**AIM**
Say how many lines include the word "العربي", using only a number.

** Start TASK INPUTS **

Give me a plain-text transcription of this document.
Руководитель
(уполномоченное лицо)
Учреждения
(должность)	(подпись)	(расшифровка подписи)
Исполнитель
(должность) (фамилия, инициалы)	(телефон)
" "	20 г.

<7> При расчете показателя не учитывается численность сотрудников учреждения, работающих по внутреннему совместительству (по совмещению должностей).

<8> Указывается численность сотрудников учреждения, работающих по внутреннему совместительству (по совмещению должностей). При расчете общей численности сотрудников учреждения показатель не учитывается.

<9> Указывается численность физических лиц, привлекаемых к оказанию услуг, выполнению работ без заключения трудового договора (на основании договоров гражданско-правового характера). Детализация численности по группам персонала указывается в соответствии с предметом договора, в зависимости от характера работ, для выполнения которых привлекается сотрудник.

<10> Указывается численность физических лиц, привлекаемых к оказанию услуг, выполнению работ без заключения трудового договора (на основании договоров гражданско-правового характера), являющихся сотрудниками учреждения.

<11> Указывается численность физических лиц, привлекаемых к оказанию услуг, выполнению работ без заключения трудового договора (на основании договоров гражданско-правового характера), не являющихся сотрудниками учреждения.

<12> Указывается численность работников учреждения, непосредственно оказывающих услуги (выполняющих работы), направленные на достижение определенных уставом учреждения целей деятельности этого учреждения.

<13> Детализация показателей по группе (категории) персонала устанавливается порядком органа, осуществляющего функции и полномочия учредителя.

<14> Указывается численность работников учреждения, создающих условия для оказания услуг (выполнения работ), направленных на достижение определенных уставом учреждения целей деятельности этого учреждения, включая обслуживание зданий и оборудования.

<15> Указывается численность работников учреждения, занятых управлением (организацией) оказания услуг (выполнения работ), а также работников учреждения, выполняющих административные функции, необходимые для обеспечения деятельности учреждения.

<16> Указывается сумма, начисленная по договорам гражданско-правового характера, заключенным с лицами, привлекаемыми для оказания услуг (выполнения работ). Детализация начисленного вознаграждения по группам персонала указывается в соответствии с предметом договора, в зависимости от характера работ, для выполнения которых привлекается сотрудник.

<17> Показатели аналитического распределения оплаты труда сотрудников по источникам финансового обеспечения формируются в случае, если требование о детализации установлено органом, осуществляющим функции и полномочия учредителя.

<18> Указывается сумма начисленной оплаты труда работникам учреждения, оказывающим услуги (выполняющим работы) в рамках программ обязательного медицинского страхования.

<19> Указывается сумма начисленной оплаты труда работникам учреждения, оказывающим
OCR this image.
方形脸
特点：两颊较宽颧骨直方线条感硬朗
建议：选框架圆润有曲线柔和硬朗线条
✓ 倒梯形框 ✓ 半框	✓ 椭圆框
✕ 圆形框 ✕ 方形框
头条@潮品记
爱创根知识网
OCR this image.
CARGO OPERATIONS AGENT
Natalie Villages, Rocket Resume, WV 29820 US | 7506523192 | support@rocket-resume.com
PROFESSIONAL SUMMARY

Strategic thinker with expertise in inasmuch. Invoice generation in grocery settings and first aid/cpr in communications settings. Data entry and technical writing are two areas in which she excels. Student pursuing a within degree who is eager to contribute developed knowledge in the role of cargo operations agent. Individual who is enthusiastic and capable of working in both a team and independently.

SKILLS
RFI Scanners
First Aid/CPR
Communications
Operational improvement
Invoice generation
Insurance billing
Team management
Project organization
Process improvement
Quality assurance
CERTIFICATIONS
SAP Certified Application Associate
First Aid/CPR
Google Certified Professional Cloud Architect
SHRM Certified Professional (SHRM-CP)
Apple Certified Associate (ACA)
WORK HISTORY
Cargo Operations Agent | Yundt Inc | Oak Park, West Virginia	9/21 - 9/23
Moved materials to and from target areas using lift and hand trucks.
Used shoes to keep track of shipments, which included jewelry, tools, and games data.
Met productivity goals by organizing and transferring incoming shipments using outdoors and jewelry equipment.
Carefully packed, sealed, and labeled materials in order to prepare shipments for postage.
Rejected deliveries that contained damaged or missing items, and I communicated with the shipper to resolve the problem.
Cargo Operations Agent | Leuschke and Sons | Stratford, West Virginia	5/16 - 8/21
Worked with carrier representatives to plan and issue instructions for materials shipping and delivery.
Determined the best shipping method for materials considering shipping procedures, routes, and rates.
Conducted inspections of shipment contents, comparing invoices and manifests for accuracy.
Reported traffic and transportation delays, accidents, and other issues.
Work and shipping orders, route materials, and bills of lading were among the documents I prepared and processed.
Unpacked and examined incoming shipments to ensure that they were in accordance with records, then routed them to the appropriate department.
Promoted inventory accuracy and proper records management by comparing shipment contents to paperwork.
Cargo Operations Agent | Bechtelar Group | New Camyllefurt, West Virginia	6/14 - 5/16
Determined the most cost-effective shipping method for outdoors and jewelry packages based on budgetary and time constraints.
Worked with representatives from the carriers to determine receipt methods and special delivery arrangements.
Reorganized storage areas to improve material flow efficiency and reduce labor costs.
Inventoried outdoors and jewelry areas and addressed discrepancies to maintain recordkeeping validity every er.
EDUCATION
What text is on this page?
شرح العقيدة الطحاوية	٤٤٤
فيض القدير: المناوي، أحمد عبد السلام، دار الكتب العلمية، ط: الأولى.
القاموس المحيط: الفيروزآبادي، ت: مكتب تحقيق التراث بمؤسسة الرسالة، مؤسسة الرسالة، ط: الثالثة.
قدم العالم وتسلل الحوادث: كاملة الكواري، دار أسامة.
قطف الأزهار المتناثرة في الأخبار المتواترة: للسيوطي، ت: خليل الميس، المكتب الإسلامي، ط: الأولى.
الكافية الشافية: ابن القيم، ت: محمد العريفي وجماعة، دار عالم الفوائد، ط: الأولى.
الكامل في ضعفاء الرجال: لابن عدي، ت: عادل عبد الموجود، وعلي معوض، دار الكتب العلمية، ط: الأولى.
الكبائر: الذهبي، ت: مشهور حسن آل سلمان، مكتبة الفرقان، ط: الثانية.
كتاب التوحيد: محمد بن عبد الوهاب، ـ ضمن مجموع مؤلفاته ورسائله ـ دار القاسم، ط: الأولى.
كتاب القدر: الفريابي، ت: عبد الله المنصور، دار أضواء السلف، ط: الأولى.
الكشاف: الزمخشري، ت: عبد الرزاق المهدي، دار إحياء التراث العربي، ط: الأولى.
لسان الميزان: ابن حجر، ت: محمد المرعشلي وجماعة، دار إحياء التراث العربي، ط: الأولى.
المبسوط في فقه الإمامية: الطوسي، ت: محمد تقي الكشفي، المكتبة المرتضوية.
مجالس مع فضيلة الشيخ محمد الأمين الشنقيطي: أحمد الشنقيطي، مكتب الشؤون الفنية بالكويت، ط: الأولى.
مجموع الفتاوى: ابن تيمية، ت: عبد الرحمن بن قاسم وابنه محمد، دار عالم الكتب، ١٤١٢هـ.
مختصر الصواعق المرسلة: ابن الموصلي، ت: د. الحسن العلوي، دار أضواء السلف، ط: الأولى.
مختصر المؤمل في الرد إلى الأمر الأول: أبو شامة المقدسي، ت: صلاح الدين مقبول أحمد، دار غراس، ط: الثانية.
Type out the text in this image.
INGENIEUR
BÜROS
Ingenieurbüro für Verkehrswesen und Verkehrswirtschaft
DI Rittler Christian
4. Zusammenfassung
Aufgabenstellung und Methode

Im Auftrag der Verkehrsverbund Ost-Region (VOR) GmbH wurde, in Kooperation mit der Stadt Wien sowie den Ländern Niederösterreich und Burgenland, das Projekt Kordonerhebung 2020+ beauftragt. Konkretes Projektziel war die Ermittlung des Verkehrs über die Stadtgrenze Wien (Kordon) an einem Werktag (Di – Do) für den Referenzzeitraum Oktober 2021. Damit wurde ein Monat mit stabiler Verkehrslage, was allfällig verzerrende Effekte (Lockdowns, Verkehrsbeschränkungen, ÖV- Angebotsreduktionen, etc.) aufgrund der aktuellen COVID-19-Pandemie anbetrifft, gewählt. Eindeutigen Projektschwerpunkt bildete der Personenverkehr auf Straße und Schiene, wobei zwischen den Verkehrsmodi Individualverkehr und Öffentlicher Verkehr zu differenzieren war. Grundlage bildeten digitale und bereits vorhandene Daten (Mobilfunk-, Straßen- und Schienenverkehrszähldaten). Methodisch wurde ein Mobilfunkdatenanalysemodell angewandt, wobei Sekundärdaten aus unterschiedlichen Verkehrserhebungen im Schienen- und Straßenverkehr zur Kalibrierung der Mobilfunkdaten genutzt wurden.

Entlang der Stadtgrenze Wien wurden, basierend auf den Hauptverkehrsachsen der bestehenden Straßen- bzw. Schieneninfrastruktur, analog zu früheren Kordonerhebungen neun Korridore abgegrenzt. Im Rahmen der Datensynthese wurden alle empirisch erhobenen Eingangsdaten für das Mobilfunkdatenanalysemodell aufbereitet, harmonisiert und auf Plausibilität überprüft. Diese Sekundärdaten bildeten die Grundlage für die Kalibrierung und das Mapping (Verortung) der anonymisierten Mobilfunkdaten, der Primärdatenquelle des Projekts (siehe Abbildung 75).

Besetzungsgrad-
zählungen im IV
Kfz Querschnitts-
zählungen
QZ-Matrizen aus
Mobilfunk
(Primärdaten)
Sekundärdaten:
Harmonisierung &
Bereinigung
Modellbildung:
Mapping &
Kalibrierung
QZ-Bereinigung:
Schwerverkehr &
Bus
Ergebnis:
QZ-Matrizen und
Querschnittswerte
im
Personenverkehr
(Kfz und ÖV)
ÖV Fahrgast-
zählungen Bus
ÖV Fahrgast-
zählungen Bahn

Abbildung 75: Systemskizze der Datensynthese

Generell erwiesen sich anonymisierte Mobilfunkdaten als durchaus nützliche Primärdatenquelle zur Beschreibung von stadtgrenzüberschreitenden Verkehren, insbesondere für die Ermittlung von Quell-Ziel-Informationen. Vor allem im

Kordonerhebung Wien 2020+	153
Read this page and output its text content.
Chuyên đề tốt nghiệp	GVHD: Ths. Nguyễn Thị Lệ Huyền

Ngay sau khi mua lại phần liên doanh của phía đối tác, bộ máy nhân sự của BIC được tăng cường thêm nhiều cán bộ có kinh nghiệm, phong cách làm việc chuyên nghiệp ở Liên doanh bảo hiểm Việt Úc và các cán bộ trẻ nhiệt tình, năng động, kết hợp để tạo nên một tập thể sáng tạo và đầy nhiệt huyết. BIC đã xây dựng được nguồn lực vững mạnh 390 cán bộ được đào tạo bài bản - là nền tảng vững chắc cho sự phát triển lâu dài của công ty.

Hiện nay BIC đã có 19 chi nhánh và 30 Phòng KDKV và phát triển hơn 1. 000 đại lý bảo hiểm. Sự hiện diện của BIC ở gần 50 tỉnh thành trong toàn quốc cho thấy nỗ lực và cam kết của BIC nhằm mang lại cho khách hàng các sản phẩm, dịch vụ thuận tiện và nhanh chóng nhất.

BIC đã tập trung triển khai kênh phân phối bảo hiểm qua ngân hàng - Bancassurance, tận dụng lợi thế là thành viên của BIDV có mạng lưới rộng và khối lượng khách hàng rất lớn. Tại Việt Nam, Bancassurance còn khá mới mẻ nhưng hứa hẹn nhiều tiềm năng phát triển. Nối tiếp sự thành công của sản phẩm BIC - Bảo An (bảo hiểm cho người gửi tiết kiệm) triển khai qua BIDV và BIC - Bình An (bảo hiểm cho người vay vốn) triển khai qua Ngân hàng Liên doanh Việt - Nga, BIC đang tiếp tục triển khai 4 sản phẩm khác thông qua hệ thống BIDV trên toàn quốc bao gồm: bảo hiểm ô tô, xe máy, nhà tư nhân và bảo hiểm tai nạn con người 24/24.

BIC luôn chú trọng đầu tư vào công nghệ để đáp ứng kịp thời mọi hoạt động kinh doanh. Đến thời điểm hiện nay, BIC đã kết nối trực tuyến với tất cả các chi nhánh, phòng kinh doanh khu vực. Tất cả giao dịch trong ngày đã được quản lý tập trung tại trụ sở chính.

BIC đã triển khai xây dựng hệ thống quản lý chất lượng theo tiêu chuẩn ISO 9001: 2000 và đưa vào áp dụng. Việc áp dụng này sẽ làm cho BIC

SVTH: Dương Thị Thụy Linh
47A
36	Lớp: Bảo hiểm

** End TASK INPUTS **

**OUTPUT**
2